Please transcribe the data below exactly. Leave the pictures out.

Material shown:
......
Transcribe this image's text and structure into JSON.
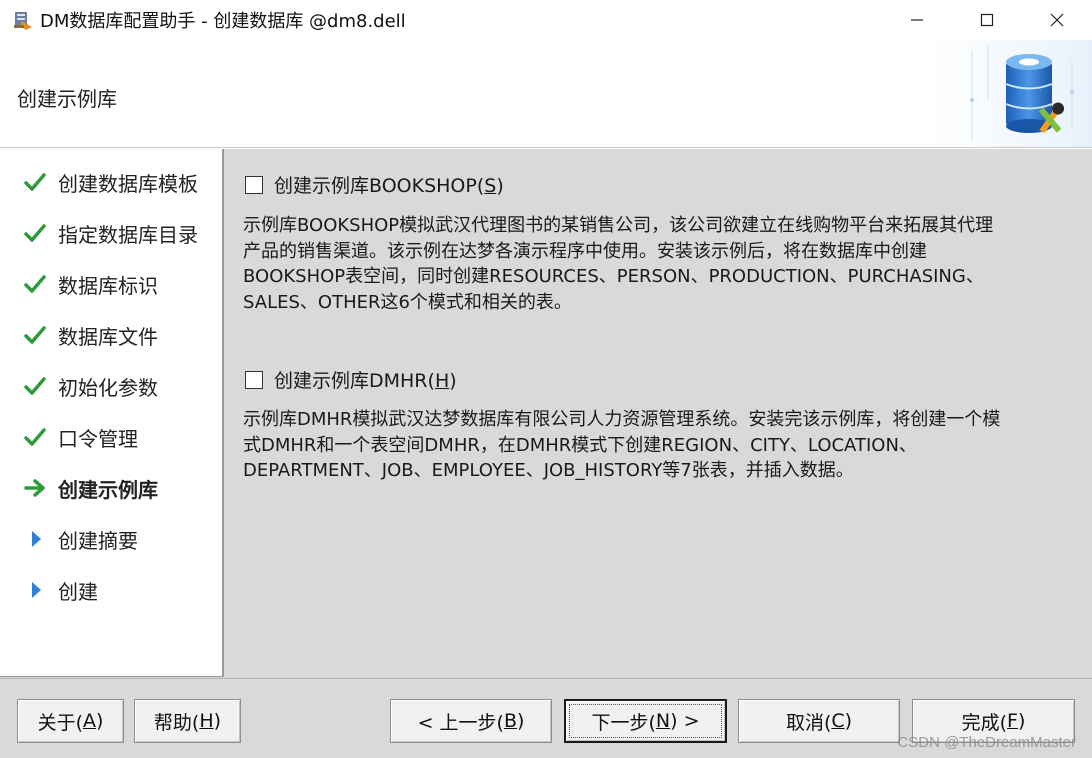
{
  "window": {
    "title": "DM数据库配置助手 - 创建数据库 @dm8.dell",
    "controls": [
      "minimize",
      "maximize",
      "close"
    ]
  },
  "header": {
    "title": "创建示例库",
    "art_icon": "database-gear-icon"
  },
  "steps": [
    {
      "label": "创建数据库模板",
      "status": "done"
    },
    {
      "label": "指定数据库目录",
      "status": "done"
    },
    {
      "label": "数据库标识",
      "status": "done"
    },
    {
      "label": "数据库文件",
      "status": "done"
    },
    {
      "label": "初始化参数",
      "status": "done"
    },
    {
      "label": "口令管理",
      "status": "done"
    },
    {
      "label": "创建示例库",
      "status": "current"
    },
    {
      "label": "创建摘要",
      "status": "pending"
    },
    {
      "label": "创建",
      "status": "pending"
    }
  ],
  "options": {
    "bookshop": {
      "label": "创建示例库BOOKSHOP(",
      "mnemonic": "S",
      "label_end": ")",
      "checked": false,
      "description": [
        "示例库BOOKSHOP模拟武汉代理图书的某销售公司，该公司欲建立在线购物平台来拓展其代理",
        "产品的销售渠道。该示例在达梦各演示程序中使用。安装该示例后，将在数据库中创建",
        "BOOKSHOP表空间，同时创建RESOURCES、PERSON、PRODUCTION、PURCHASING、",
        "SALES、OTHER这6个模式和相关的表。"
      ]
    },
    "dmhr": {
      "label": "创建示例库DMHR(",
      "mnemonic": "H",
      "label_end": ")",
      "checked": false,
      "description": [
        "示例库DMHR模拟武汉达梦数据库有限公司人力资源管理系统。安装完该示例库，将创建一个模",
        "式DMHR和一个表空间DMHR，在DMHR模式下创建REGION、CITY、LOCATION、",
        "DEPARTMENT、JOB、EMPLOYEE、JOB_HISTORY等7张表，并插入数据。"
      ]
    }
  },
  "buttons": {
    "about": {
      "pre": "关于(",
      "key": "A",
      "post": ")"
    },
    "help": {
      "pre": "帮助(",
      "key": "H",
      "post": ")"
    },
    "prev": {
      "pre": "< 上一步(",
      "key": "B",
      "post": ")"
    },
    "next": {
      "pre": "下一步(",
      "key": "N",
      "post": ") >"
    },
    "cancel": {
      "pre": "取消(",
      "key": "C",
      "post": ")"
    },
    "finish": {
      "pre": "完成(",
      "key": "F",
      "post": ")"
    }
  },
  "watermark": "CSDN @TheDreamMaster",
  "colors": {
    "done_check": "#2e9a3a",
    "current_arrow": "#2e9a3a",
    "pending_triangle": "#2f7fd6",
    "panel_bg": "#d9d9d9"
  }
}
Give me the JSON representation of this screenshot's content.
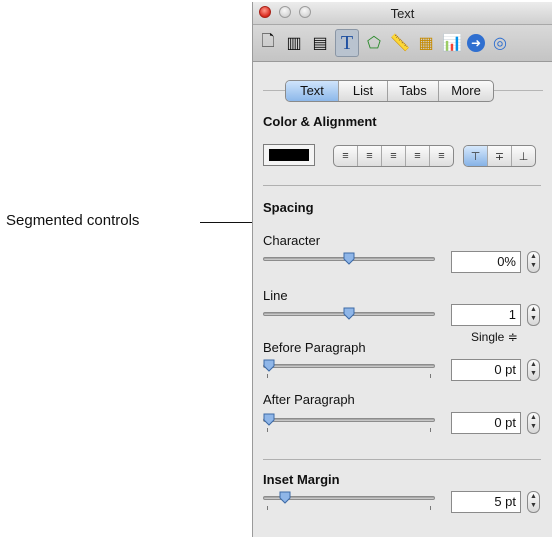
{
  "callout": {
    "label": "Segmented controls"
  },
  "window": {
    "title": "Text"
  },
  "toolbar": {
    "buttons": [
      {
        "icon": "document-icon",
        "glyph": "🗋"
      },
      {
        "icon": "layout-icon",
        "glyph": "▥"
      },
      {
        "icon": "wrap-icon",
        "glyph": "▤"
      },
      {
        "icon": "text-icon",
        "glyph": "T"
      },
      {
        "icon": "graphic-icon",
        "glyph": "⬠"
      },
      {
        "icon": "metrics-icon",
        "glyph": "📏"
      },
      {
        "icon": "table-icon",
        "glyph": "▦"
      },
      {
        "icon": "chart-icon",
        "glyph": "📊"
      },
      {
        "icon": "link-icon",
        "glyph": "➜"
      },
      {
        "icon": "quicktime-icon",
        "glyph": "◎"
      }
    ]
  },
  "tabs": [
    {
      "label": "Text"
    },
    {
      "label": "List"
    },
    {
      "label": "Tabs"
    },
    {
      "label": "More"
    }
  ],
  "sections": {
    "color_alignment": "Color & Alignment",
    "spacing": "Spacing",
    "inset_margin": "Inset Margin"
  },
  "alignment": {
    "horizontal": [
      "≡",
      "≡",
      "≡",
      "≡",
      "≡"
    ],
    "vertical": [
      "⊤",
      "∓",
      "⊥"
    ]
  },
  "colors": {
    "text_color": "#000000",
    "accent": "#86b2e6"
  },
  "spacing": {
    "character": {
      "label": "Character",
      "value": "0%",
      "level": 0.5
    },
    "line": {
      "label": "Line",
      "value": "1",
      "level": 0.5,
      "mode": "Single ≑"
    },
    "before_paragraph": {
      "label": "Before Paragraph",
      "value": "0 pt",
      "level": 0
    },
    "after_paragraph": {
      "label": "After Paragraph",
      "value": "0 pt",
      "level": 0
    }
  },
  "inset_margin": {
    "value": "5 pt",
    "level": 0.1
  }
}
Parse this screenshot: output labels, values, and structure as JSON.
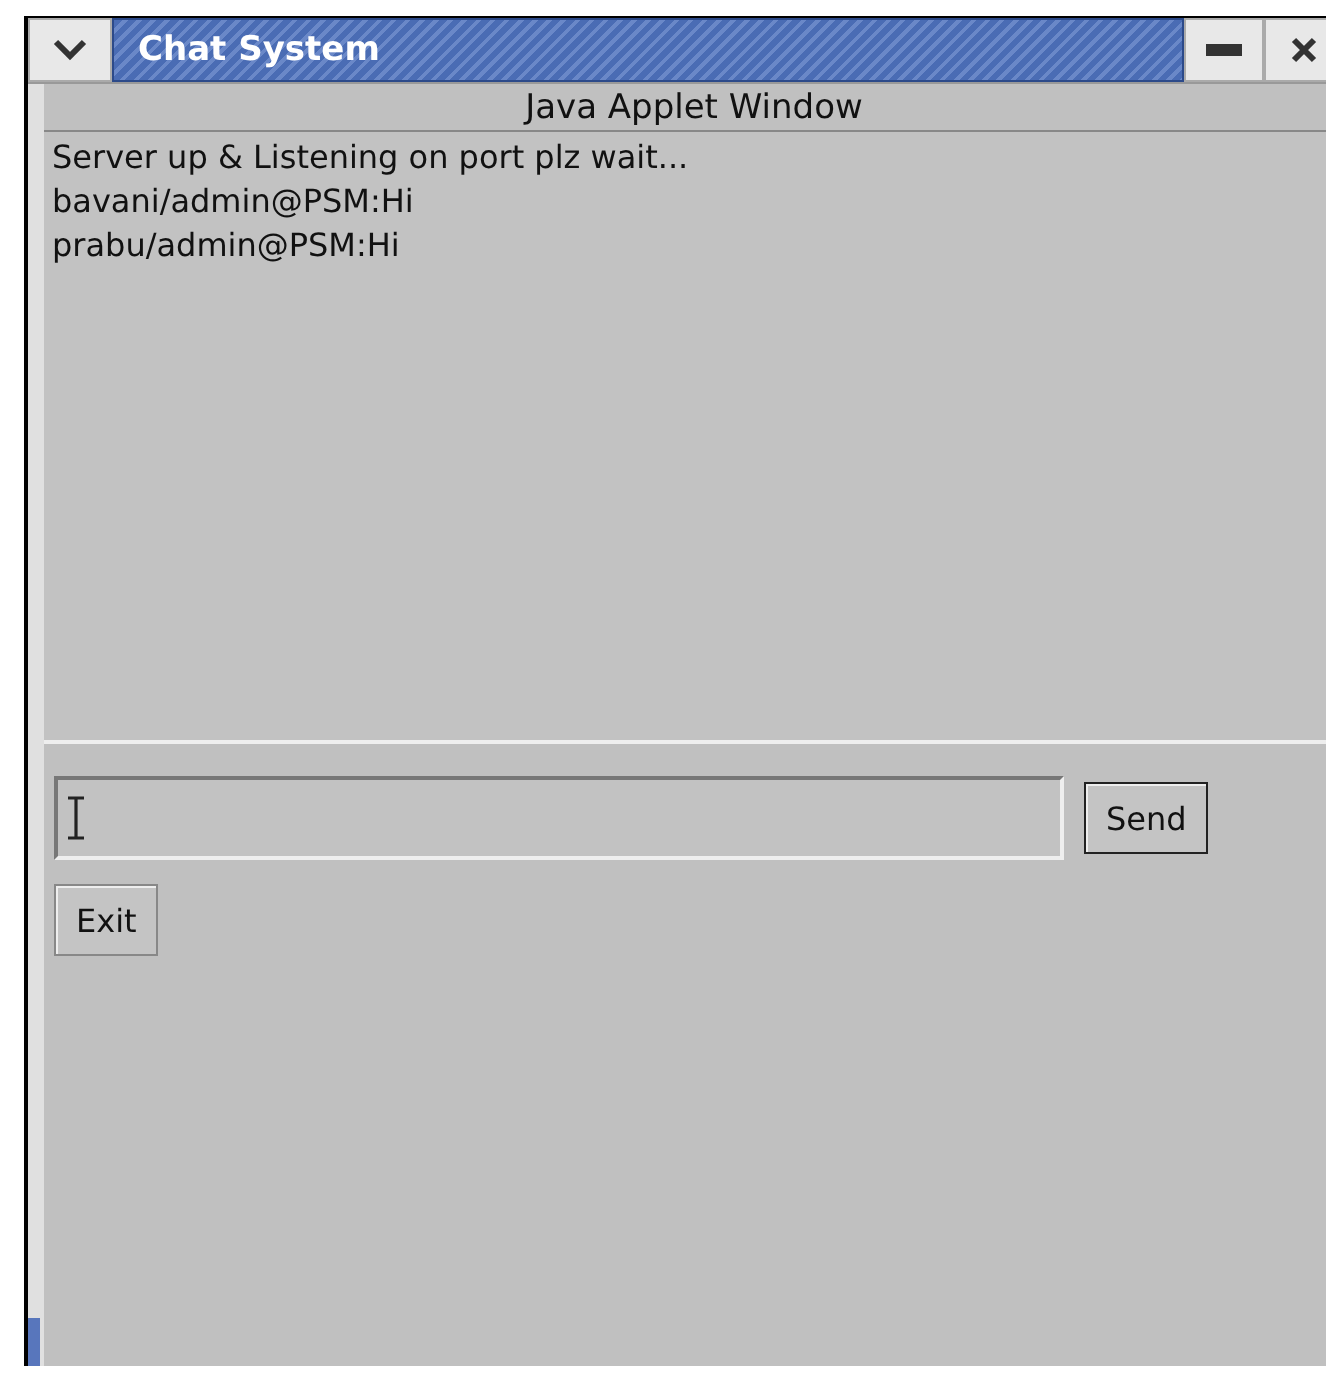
{
  "window": {
    "title": "Chat System",
    "banner": "Java Applet Window"
  },
  "messages": [
    "Server up & Listening on port plz wait...",
    "bavani/admin@PSM:Hi",
    "prabu/admin@PSM:Hi"
  ],
  "buttons": {
    "send": "Send",
    "exit": "Exit"
  }
}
......
Solution for this problem:
Transcribe this image's text and structure into JSON.
{
  "window": {
    "title": "DM数据库配置助手 - 创建数据库 @dm8.dell",
    "controls": [
      "minimize",
      "maximize",
      "close"
    ]
  },
  "header": {
    "title": "创建示例库",
    "art_icon": "database-gear-icon"
  },
  "steps": [
    {
      "label": "创建数据库模板",
      "status": "done"
    },
    {
      "label": "指定数据库目录",
      "status": "done"
    },
    {
      "label": "数据库标识",
      "status": "done"
    },
    {
      "label": "数据库文件",
      "status": "done"
    },
    {
      "label": "初始化参数",
      "status": "done"
    },
    {
      "label": "口令管理",
      "status": "done"
    },
    {
      "label": "创建示例库",
      "status": "current"
    },
    {
      "label": "创建摘要",
      "status": "pending"
    },
    {
      "label": "创建",
      "status": "pending"
    }
  ],
  "options": {
    "bookshop": {
      "label": "创建示例库BOOKSHOP(",
      "mnemonic": "S",
      "label_end": ")",
      "checked": false,
      "description": [
        "示例库BOOKSHOP模拟武汉代理图书的某销售公司，该公司欲建立在线购物平台来拓展其代理",
        "产品的销售渠道。该示例在达梦各演示程序中使用。安装该示例后，将在数据库中创建",
        "BOOKSHOP表空间，同时创建RESOURCES、PERSON、PRODUCTION、PURCHASING、",
        "SALES、OTHER这6个模式和相关的表。"
      ]
    },
    "dmhr": {
      "label": "创建示例库DMHR(",
      "mnemonic": "H",
      "label_end": ")",
      "checked": false,
      "description": [
        "示例库DMHR模拟武汉达梦数据库有限公司人力资源管理系统。安装完该示例库，将创建一个模",
        "式DMHR和一个表空间DMHR，在DMHR模式下创建REGION、CITY、LOCATION、",
        "DEPARTMENT、JOB、EMPLOYEE、JOB_HISTORY等7张表，并插入数据。"
      ]
    }
  },
  "buttons": {
    "about": {
      "pre": "关于(",
      "key": "A",
      "post": ")"
    },
    "help": {
      "pre": "帮助(",
      "key": "H",
      "post": ")"
    },
    "prev": {
      "pre": "< 上一步(",
      "key": "B",
      "post": ")"
    },
    "next": {
      "pre": "下一步(",
      "key": "N",
      "post": ") >"
    },
    "cancel": {
      "pre": "取消(",
      "key": "C",
      "post": ")"
    },
    "finish": {
      "pre": "完成(",
      "key": "F",
      "post": ")"
    }
  },
  "watermark": "CSDN @TheDreamMaster",
  "colors": {
    "done_check": "#2e9a3a",
    "current_arrow": "#2e9a3a",
    "pending_triangle": "#2f7fd6",
    "panel_bg": "#d9d9d9"
  }
}
Give me the JSON representation of this screenshot's content.
{
  "callout": {
    "label": "Segmented controls"
  },
  "window": {
    "title": "Text"
  },
  "toolbar": {
    "buttons": [
      {
        "icon": "document-icon",
        "glyph": "🗋"
      },
      {
        "icon": "layout-icon",
        "glyph": "▥"
      },
      {
        "icon": "wrap-icon",
        "glyph": "▤"
      },
      {
        "icon": "text-icon",
        "glyph": "T"
      },
      {
        "icon": "graphic-icon",
        "glyph": "⬠"
      },
      {
        "icon": "metrics-icon",
        "glyph": "📏"
      },
      {
        "icon": "table-icon",
        "glyph": "▦"
      },
      {
        "icon": "chart-icon",
        "glyph": "📊"
      },
      {
        "icon": "link-icon",
        "glyph": "➜"
      },
      {
        "icon": "quicktime-icon",
        "glyph": "◎"
      }
    ]
  },
  "tabs": [
    {
      "label": "Text"
    },
    {
      "label": "List"
    },
    {
      "label": "Tabs"
    },
    {
      "label": "More"
    }
  ],
  "sections": {
    "color_alignment": "Color & Alignment",
    "spacing": "Spacing",
    "inset_margin": "Inset Margin"
  },
  "alignment": {
    "horizontal": [
      "≡",
      "≡",
      "≡",
      "≡",
      "≡"
    ],
    "vertical": [
      "⊤",
      "∓",
      "⊥"
    ]
  },
  "colors": {
    "text_color": "#000000",
    "accent": "#86b2e6"
  },
  "spacing": {
    "character": {
      "label": "Character",
      "value": "0%",
      "level": 0.5
    },
    "line": {
      "label": "Line",
      "value": "1",
      "level": 0.5,
      "mode": "Single ≑"
    },
    "before_paragraph": {
      "label": "Before Paragraph",
      "value": "0 pt",
      "level": 0
    },
    "after_paragraph": {
      "label": "After Paragraph",
      "value": "0 pt",
      "level": 0
    }
  },
  "inset_margin": {
    "value": "5 pt",
    "level": 0.1
  }
}
Parse this screenshot: output labels, values, and structure as JSON.
{
  "window": {
    "title": "Chat System",
    "banner": "Java Applet Window"
  },
  "messages": [
    "Server up & Listening on port plz wait...",
    "bavani/admin@PSM:Hi",
    "prabu/admin@PSM:Hi"
  ],
  "buttons": {
    "send": "Send",
    "exit": "Exit"
  }
}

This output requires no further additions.